**STORED RECORDS:**
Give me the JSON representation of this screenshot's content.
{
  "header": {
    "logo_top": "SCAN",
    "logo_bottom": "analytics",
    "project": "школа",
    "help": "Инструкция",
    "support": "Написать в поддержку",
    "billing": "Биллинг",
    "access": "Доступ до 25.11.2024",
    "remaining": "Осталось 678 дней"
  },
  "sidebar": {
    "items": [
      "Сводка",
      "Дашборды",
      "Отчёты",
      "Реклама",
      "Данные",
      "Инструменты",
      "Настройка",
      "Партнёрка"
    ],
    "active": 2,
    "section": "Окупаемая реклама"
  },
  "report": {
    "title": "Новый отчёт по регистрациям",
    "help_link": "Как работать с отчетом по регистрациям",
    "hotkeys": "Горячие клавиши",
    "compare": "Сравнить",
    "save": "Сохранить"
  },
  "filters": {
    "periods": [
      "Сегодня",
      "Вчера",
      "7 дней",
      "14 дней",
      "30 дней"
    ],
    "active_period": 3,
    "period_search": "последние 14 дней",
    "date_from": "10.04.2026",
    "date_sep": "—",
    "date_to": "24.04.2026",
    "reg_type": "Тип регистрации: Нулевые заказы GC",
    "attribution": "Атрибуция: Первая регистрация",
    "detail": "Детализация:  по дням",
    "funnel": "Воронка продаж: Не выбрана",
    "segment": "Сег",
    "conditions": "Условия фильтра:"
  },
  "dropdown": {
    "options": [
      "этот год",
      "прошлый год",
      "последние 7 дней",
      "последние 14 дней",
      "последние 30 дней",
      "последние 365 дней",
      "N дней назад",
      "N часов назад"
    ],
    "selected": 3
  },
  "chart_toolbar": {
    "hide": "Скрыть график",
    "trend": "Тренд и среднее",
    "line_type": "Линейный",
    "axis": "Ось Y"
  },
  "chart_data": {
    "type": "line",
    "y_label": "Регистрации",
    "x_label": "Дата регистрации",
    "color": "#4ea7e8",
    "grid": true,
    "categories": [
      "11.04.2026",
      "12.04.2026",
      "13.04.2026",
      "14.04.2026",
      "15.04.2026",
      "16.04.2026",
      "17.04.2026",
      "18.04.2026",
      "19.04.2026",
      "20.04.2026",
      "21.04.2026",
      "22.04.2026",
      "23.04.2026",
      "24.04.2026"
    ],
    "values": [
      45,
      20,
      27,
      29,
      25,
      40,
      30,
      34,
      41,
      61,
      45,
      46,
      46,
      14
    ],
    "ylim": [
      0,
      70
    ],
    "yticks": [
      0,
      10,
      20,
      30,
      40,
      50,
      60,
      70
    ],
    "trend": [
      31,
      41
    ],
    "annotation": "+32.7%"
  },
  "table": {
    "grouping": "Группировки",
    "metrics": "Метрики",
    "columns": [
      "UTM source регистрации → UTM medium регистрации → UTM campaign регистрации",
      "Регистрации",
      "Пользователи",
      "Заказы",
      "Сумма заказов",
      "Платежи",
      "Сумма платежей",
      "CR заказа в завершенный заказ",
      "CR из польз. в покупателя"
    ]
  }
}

**TASK:** Count the lines in the records above that contain the word "последние", and reply with only that number.

**EXPECTED ANSWER:** 5